Task brief:
Extract all records. Keep each one exact.

Extracted information:
──────────

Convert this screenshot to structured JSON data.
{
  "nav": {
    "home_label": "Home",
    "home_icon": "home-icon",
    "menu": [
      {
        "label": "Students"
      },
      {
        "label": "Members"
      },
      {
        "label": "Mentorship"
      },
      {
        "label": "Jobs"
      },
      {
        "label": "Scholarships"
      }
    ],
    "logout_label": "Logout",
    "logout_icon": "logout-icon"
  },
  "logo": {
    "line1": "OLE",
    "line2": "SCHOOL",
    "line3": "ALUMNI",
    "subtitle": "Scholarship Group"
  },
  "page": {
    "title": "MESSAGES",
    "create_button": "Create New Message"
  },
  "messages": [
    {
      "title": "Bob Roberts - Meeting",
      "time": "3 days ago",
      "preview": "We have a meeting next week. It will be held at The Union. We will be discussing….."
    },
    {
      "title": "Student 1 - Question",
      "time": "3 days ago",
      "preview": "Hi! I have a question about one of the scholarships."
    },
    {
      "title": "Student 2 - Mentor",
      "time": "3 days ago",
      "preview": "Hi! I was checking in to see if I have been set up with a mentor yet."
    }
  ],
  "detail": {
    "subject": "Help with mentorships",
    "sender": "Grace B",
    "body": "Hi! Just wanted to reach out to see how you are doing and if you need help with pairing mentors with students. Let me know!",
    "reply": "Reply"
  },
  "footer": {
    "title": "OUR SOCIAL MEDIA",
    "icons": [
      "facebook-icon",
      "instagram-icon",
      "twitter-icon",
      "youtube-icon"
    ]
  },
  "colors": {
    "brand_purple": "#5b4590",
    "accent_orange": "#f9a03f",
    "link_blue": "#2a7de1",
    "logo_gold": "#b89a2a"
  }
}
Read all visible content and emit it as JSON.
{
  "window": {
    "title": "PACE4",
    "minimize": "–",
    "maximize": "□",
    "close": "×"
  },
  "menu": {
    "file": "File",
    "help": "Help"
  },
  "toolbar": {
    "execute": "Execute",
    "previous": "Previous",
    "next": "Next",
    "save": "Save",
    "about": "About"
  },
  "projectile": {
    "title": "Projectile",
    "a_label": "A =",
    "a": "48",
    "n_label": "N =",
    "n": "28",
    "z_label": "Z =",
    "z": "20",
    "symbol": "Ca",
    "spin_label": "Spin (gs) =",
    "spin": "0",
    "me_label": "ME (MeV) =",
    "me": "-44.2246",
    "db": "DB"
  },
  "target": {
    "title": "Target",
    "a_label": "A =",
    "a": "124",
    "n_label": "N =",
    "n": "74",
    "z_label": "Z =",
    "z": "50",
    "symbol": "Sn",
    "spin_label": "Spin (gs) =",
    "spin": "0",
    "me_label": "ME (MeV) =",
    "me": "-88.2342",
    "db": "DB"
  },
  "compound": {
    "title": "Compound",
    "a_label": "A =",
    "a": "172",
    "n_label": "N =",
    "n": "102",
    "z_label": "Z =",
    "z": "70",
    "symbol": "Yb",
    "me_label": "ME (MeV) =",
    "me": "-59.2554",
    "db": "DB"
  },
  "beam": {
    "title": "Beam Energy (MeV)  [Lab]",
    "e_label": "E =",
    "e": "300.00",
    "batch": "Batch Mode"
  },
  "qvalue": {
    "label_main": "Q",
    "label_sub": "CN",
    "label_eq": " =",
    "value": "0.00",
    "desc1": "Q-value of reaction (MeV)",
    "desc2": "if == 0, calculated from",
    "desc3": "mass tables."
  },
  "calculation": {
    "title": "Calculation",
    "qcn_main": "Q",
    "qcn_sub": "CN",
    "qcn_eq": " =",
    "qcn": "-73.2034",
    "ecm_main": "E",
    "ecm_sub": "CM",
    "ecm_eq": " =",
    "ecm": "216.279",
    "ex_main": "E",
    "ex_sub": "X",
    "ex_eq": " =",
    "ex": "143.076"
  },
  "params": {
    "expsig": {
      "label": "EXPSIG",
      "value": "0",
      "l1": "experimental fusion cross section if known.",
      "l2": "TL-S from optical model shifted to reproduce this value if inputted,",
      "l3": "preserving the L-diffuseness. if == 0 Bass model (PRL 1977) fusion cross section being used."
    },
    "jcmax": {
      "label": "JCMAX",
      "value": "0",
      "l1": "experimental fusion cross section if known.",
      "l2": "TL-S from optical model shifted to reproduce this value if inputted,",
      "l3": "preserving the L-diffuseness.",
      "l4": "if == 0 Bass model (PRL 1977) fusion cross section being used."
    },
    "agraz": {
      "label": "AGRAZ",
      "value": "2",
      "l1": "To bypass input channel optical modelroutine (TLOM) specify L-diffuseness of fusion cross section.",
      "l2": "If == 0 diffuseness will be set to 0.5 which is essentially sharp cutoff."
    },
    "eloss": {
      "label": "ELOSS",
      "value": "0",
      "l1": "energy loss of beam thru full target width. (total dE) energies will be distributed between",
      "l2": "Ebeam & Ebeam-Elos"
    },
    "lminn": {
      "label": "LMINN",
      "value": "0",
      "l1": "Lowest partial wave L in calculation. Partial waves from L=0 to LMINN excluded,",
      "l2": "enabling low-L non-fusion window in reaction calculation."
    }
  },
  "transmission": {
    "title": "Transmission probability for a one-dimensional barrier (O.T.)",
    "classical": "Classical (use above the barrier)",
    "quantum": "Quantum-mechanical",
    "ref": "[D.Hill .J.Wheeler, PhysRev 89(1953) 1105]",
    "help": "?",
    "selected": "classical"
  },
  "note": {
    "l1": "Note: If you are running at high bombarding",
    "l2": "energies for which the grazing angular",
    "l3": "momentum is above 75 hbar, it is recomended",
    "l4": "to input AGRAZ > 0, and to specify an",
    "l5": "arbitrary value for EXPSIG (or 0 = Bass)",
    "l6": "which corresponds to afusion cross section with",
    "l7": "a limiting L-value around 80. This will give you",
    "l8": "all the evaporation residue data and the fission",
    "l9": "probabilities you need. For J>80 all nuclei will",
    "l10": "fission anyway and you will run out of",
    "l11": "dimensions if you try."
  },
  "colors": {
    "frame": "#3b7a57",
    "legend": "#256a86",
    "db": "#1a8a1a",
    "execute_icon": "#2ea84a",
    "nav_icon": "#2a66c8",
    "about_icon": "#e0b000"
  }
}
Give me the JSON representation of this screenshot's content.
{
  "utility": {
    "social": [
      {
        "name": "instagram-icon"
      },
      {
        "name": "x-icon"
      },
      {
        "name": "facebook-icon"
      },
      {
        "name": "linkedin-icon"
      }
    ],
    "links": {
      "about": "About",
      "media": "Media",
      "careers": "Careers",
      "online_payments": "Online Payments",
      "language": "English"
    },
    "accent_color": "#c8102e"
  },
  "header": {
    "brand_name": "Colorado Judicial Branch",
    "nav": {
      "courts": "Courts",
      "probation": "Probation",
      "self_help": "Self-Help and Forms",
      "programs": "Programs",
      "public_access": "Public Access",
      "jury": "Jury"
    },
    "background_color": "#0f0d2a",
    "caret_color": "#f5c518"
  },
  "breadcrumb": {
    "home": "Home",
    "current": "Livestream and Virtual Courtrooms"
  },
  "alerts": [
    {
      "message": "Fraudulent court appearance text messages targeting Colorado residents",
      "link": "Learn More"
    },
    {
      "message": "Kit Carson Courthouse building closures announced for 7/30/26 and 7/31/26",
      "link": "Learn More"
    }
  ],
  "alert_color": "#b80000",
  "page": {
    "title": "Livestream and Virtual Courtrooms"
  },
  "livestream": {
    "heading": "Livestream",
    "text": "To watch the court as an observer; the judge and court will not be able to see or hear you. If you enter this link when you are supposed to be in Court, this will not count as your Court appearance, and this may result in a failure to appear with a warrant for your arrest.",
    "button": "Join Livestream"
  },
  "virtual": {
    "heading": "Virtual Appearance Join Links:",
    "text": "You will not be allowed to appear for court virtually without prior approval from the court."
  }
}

──────────

Response below:
Convert this screenshot to structured JSON data.
{
  "nav": {
    "home_label": "Home",
    "home_icon": "home-icon",
    "menu": [
      {
        "label": "Students"
      },
      {
        "label": "Members"
      },
      {
        "label": "Mentorship"
      },
      {
        "label": "Jobs"
      },
      {
        "label": "Scholarships"
      }
    ],
    "logout_label": "Logout",
    "logout_icon": "logout-icon"
  },
  "logo": {
    "line1": "OLE",
    "line2": "SCHOOL",
    "line3": "ALUMNI",
    "subtitle": "Scholarship Group"
  },
  "page": {
    "title": "MESSAGES",
    "create_button": "Create New Message"
  },
  "messages": [
    {
      "title": "Bob Roberts - Meeting",
      "time": "3 days ago",
      "preview": "We have a meeting next week. It will be held at The Union. We will be discussing….."
    },
    {
      "title": "Student 1 - Question",
      "time": "3 days ago",
      "preview": "Hi! I have a question about one of the scholarships."
    },
    {
      "title": "Student 2 - Mentor",
      "time": "3 days ago",
      "preview": "Hi! I was checking in to see if I have been set up with a mentor yet."
    }
  ],
  "detail": {
    "subject": "Help with mentorships",
    "sender": "Grace B",
    "body": "Hi! Just wanted to reach out to see how you are doing and if you need help with pairing mentors with students. Let me know!",
    "reply": "Reply"
  },
  "footer": {
    "title": "OUR SOCIAL MEDIA",
    "icons": [
      "facebook-icon",
      "instagram-icon",
      "twitter-icon",
      "youtube-icon"
    ]
  },
  "colors": {
    "brand_purple": "#5b4590",
    "accent_orange": "#f9a03f",
    "link_blue": "#2a7de1",
    "logo_gold": "#b89a2a"
  }
}
Read all visible content and emit it as JSON.
{
  "window": {
    "title": "PACE4",
    "minimize": "–",
    "maximize": "□",
    "close": "×"
  },
  "menu": {
    "file": "File",
    "help": "Help"
  },
  "toolbar": {
    "execute": "Execute",
    "previous": "Previous",
    "next": "Next",
    "save": "Save",
    "about": "About"
  },
  "projectile": {
    "title": "Projectile",
    "a_label": "A =",
    "a": "48",
    "n_label": "N =",
    "n": "28",
    "z_label": "Z =",
    "z": "20",
    "symbol": "Ca",
    "spin_label": "Spin (gs) =",
    "spin": "0",
    "me_label": "ME (MeV) =",
    "me": "-44.2246",
    "db": "DB"
  },
  "target": {
    "title": "Target",
    "a_label": "A =",
    "a": "124",
    "n_label": "N =",
    "n": "74",
    "z_label": "Z =",
    "z": "50",
    "symbol": "Sn",
    "spin_label": "Spin (gs) =",
    "spin": "0",
    "me_label": "ME (MeV) =",
    "me": "-88.2342",
    "db": "DB"
  },
  "compound": {
    "title": "Compound",
    "a_label": "A =",
    "a": "172",
    "n_label": "N =",
    "n": "102",
    "z_label": "Z =",
    "z": "70",
    "symbol": "Yb",
    "me_label": "ME (MeV) =",
    "me": "-59.2554",
    "db": "DB"
  },
  "beam": {
    "title": "Beam Energy (MeV)  [Lab]",
    "e_label": "E =",
    "e": "300.00",
    "batch": "Batch Mode"
  },
  "qvalue": {
    "label_main": "Q",
    "label_sub": "CN",
    "label_eq": " =",
    "value": "0.00",
    "desc1": "Q-value of reaction (MeV)",
    "desc2": "if == 0, calculated from",
    "desc3": "mass tables."
  },
  "calculation": {
    "title": "Calculation",
    "qcn_main": "Q",
    "qcn_sub": "CN",
    "qcn_eq": " =",
    "qcn": "-73.2034",
    "ecm_main": "E",
    "ecm_sub": "CM",
    "ecm_eq": " =",
    "ecm": "216.279",
    "ex_main": "E",
    "ex_sub": "X",
    "ex_eq": " =",
    "ex": "143.076"
  },
  "params": {
    "expsig": {
      "label": "EXPSIG",
      "value": "0",
      "l1": "experimental fusion cross section if known.",
      "l2": "TL-S from optical model shifted to reproduce this value if inputted,",
      "l3": "preserving the L-diffuseness. if == 0 Bass model (PRL 1977) fusion cross section being used."
    },
    "jcmax": {
      "label": "JCMAX",
      "value": "0",
      "l1": "experimental fusion cross section if known.",
      "l2": "TL-S from optical model shifted to reproduce this value if inputted,",
      "l3": "preserving the L-diffuseness.",
      "l4": "if == 0 Bass model (PRL 1977) fusion cross section being used."
    },
    "agraz": {
      "label": "AGRAZ",
      "value": "2",
      "l1": "To bypass input channel optical modelroutine (TLOM) specify L-diffuseness of fusion cross section.",
      "l2": "If == 0 diffuseness will be set to 0.5 which is essentially sharp cutoff."
    },
    "eloss": {
      "label": "ELOSS",
      "value": "0",
      "l1": "energy loss of beam thru full target width. (total dE) energies will be distributed between",
      "l2": "Ebeam & Ebeam-Elos"
    },
    "lminn": {
      "label": "LMINN",
      "value": "0",
      "l1": "Lowest partial wave L in calculation. Partial waves from L=0 to LMINN excluded,",
      "l2": "enabling low-L non-fusion window in reaction calculation."
    }
  },
  "transmission": {
    "title": "Transmission probability for a one-dimensional barrier (O.T.)",
    "classical": "Classical (use above the barrier)",
    "quantum": "Quantum-mechanical",
    "ref": "[D.Hill .J.Wheeler, PhysRev 89(1953) 1105]",
    "help": "?",
    "selected": "classical"
  },
  "note": {
    "l1": "Note: If you are running at high bombarding",
    "l2": "energies for which the grazing angular",
    "l3": "momentum is above 75 hbar, it is recomended",
    "l4": "to input AGRAZ > 0, and to specify an",
    "l5": "arbitrary value for EXPSIG (or 0 = Bass)",
    "l6": "which corresponds to afusion cross section with",
    "l7": "a limiting L-value around 80. This will give you",
    "l8": "all the evaporation residue data and the fission",
    "l9": "probabilities you need. For J>80 all nuclei will",
    "l10": "fission anyway and you will run out of",
    "l11": "dimensions if you try."
  },
  "colors": {
    "frame": "#3b7a57",
    "legend": "#256a86",
    "db": "#1a8a1a",
    "execute_icon": "#2ea84a",
    "nav_icon": "#2a66c8",
    "about_icon": "#e0b000"
  }
}
Give me the JSON representation of this screenshot's content.
{
  "utility": {
    "social": [
      {
        "name": "instagram-icon"
      },
      {
        "name": "x-icon"
      },
      {
        "name": "facebook-icon"
      },
      {
        "name": "linkedin-icon"
      }
    ],
    "links": {
      "about": "About",
      "media": "Media",
      "careers": "Careers",
      "online_payments": "Online Payments",
      "language": "English"
    },
    "accent_color": "#c8102e"
  },
  "header": {
    "brand_name": "Colorado Judicial Branch",
    "nav": {
      "courts": "Courts",
      "probation": "Probation",
      "self_help": "Self-Help and Forms",
      "programs": "Programs",
      "public_access": "Public Access",
      "jury": "Jury"
    },
    "background_color": "#0f0d2a",
    "caret_color": "#f5c518"
  },
  "breadcrumb": {
    "home": "Home",
    "current": "Livestream and Virtual Courtrooms"
  },
  "alerts": [
    {
      "message": "Fraudulent court appearance text messages targeting Colorado residents",
      "link": "Learn More"
    },
    {
      "message": "Kit Carson Courthouse building closures announced for 7/30/26 and 7/31/26",
      "link": "Learn More"
    }
  ],
  "alert_color": "#b80000",
  "page": {
    "title": "Livestream and Virtual Courtrooms"
  },
  "livestream": {
    "heading": "Livestream",
    "text": "To watch the court as an observer; the judge and court will not be able to see or hear you. If you enter this link when you are supposed to be in Court, this will not count as your Court appearance, and this may result in a failure to appear with a warrant for your arrest.",
    "button": "Join Livestream"
  },
  "virtual": {
    "heading": "Virtual Appearance Join Links:",
    "text": "You will not be allowed to appear for court virtually without prior approval from the court."
  }
}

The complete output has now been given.